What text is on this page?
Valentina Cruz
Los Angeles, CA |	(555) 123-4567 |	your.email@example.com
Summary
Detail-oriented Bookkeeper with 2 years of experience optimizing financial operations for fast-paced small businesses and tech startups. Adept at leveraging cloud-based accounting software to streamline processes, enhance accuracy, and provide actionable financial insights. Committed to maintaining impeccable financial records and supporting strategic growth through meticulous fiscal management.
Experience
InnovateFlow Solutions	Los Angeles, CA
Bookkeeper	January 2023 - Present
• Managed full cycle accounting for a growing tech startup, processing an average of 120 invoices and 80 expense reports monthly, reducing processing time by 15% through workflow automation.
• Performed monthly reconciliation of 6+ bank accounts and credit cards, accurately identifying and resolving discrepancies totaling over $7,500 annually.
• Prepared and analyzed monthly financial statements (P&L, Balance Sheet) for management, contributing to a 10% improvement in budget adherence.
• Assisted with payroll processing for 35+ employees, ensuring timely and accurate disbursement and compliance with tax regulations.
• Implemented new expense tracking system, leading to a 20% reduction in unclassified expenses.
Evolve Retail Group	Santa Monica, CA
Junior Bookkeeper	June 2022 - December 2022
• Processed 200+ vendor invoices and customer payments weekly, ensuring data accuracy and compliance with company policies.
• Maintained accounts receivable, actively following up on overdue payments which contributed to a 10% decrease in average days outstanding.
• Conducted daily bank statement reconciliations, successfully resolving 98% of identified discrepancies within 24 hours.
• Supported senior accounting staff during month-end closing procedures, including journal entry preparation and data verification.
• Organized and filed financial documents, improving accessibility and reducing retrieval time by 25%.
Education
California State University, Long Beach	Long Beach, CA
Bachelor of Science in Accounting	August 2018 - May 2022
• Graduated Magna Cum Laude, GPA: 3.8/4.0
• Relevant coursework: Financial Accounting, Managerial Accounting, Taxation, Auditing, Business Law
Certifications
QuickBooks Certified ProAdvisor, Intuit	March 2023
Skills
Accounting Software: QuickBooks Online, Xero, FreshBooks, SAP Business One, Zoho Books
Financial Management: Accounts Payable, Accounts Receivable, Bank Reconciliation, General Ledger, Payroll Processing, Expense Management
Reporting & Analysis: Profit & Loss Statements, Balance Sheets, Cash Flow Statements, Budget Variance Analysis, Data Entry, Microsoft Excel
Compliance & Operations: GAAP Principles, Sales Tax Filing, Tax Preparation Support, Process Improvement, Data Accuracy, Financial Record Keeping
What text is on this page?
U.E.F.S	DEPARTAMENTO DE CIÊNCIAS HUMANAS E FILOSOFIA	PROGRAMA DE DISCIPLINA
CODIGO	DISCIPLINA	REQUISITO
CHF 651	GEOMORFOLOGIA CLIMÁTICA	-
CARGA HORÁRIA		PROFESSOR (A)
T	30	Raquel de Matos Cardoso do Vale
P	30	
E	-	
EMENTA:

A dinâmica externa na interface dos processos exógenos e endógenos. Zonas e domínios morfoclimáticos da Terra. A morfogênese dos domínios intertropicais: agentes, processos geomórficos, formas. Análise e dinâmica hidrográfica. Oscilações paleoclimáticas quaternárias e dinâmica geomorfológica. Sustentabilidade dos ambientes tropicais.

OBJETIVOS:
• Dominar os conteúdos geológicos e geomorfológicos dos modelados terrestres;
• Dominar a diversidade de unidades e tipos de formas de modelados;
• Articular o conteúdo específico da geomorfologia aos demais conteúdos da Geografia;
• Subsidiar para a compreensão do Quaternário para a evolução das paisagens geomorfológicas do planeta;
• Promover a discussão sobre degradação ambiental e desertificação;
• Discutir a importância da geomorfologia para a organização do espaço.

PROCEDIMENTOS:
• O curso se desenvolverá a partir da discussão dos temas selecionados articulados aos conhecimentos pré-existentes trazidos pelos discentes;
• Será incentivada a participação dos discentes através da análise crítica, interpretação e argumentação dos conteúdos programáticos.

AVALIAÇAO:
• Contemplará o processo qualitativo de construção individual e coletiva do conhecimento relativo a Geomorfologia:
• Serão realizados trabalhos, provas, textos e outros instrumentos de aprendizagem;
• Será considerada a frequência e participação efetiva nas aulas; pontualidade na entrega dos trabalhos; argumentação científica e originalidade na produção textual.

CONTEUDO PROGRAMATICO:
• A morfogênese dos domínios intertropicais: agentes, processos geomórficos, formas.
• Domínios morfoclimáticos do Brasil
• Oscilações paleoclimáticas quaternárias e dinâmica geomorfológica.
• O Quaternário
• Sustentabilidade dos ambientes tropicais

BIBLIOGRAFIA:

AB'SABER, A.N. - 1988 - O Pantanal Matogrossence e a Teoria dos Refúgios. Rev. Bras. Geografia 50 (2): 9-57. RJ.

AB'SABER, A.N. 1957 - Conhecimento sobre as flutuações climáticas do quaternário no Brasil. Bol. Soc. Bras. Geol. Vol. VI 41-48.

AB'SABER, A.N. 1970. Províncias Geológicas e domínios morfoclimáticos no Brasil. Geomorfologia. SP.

[Written problem] Transcribe all entries exactly as they are given.

[Task result]
What text is on this page?
Valentina Cruz
Los Angeles, CA |	(555) 123-4567 |	your.email@example.com
Summary
Detail-oriented Bookkeeper with 2 years of experience optimizing financial operations for fast-paced small businesses and tech startups. Adept at leveraging cloud-based accounting software to streamline processes, enhance accuracy, and provide actionable financial insights. Committed to maintaining impeccable financial records and supporting strategic growth through meticulous fiscal management.
Experience
InnovateFlow Solutions	Los Angeles, CA
Bookkeeper	January 2023 - Present
• Managed full cycle accounting for a growing tech startup, processing an average of 120 invoices and 80 expense reports monthly, reducing processing time by 15% through workflow automation.
• Performed monthly reconciliation of 6+ bank accounts and credit cards, accurately identifying and resolving discrepancies totaling over $7,500 annually.
• Prepared and analyzed monthly financial statements (P&L, Balance Sheet) for management, contributing to a 10% improvement in budget adherence.
• Assisted with payroll processing for 35+ employees, ensuring timely and accurate disbursement and compliance with tax regulations.
• Implemented new expense tracking system, leading to a 20% reduction in unclassified expenses.
Evolve Retail Group	Santa Monica, CA
Junior Bookkeeper	June 2022 - December 2022
• Processed 200+ vendor invoices and customer payments weekly, ensuring data accuracy and compliance with company policies.
• Maintained accounts receivable, actively following up on overdue payments which contributed to a 10% decrease in average days outstanding.
• Conducted daily bank statement reconciliations, successfully resolving 98% of identified discrepancies within 24 hours.
• Supported senior accounting staff during month-end closing procedures, including journal entry preparation and data verification.
• Organized and filed financial documents, improving accessibility and reducing retrieval time by 25%.
Education
California State University, Long Beach	Long Beach, CA
Bachelor of Science in Accounting	August 2018 - May 2022
• Graduated Magna Cum Laude, GPA: 3.8/4.0
• Relevant coursework: Financial Accounting, Managerial Accounting, Taxation, Auditing, Business Law
Certifications
QuickBooks Certified ProAdvisor, Intuit	March 2023
Skills
Accounting Software: QuickBooks Online, Xero, FreshBooks, SAP Business One, Zoho Books
Financial Management: Accounts Payable, Accounts Receivable, Bank Reconciliation, General Ledger, Payroll Processing, Expense Management
Reporting & Analysis: Profit & Loss Statements, Balance Sheets, Cash Flow Statements, Budget Variance Analysis, Data Entry, Microsoft Excel
Compliance & Operations: GAAP Principles, Sales Tax Filing, Tax Preparation Support, Process Improvement, Data Accuracy, Financial Record Keeping
What text is on this page?
U.E.F.S	DEPARTAMENTO DE CIÊNCIAS HUMANAS E FILOSOFIA	PROGRAMA DE DISCIPLINA
CODIGO	DISCIPLINA	REQUISITO
CHF 651	GEOMORFOLOGIA CLIMÁTICA	-
CARGA HORÁRIA		PROFESSOR (A)
T	30	Raquel de Matos Cardoso do Vale
P	30	
E	-	
EMENTA:

A dinâmica externa na interface dos processos exógenos e endógenos. Zonas e domínios morfoclimáticos da Terra. A morfogênese dos domínios intertropicais: agentes, processos geomórficos, formas. Análise e dinâmica hidrográfica. Oscilações paleoclimáticas quaternárias e dinâmica geomorfológica. Sustentabilidade dos ambientes tropicais.

OBJETIVOS:
• Dominar os conteúdos geológicos e geomorfológicos dos modelados terrestres;
• Dominar a diversidade de unidades e tipos de formas de modelados;
• Articular o conteúdo específico da geomorfologia aos demais conteúdos da Geografia;
• Subsidiar para a compreensão do Quaternário para a evolução das paisagens geomorfológicas do planeta;
• Promover a discussão sobre degradação ambiental e desertificação;
• Discutir a importância da geomorfologia para a organização do espaço.

PROCEDIMENTOS:
• O curso se desenvolverá a partir da discussão dos temas selecionados articulados aos conhecimentos pré-existentes trazidos pelos discentes;
• Será incentivada a participação dos discentes através da análise crítica, interpretação e argumentação dos conteúdos programáticos.

AVALIAÇAO:
• Contemplará o processo qualitativo de construção individual e coletiva do conhecimento relativo a Geomorfologia:
• Serão realizados trabalhos, provas, textos e outros instrumentos de aprendizagem;
• Será considerada a frequência e participação efetiva nas aulas; pontualidade na entrega dos trabalhos; argumentação científica e originalidade na produção textual.

CONTEUDO PROGRAMATICO:
• A morfogênese dos domínios intertropicais: agentes, processos geomórficos, formas.
• Domínios morfoclimáticos do Brasil
• Oscilações paleoclimáticas quaternárias e dinâmica geomorfológica.
• O Quaternário
• Sustentabilidade dos ambientes tropicais

BIBLIOGRAFIA:

AB'SABER, A.N. - 1988 - O Pantanal Matogrossence e a Teoria dos Refúgios. Rev. Bras. Geografia 50 (2): 9-57. RJ.

AB'SABER, A.N. 1957 - Conhecimento sobre as flutuações climáticas do quaternário no Brasil. Bol. Soc. Bras. Geol. Vol. VI 41-48.

AB'SABER, A.N. 1970. Províncias Geológicas e domínios morfoclimáticos no Brasil. Geomorfologia. SP.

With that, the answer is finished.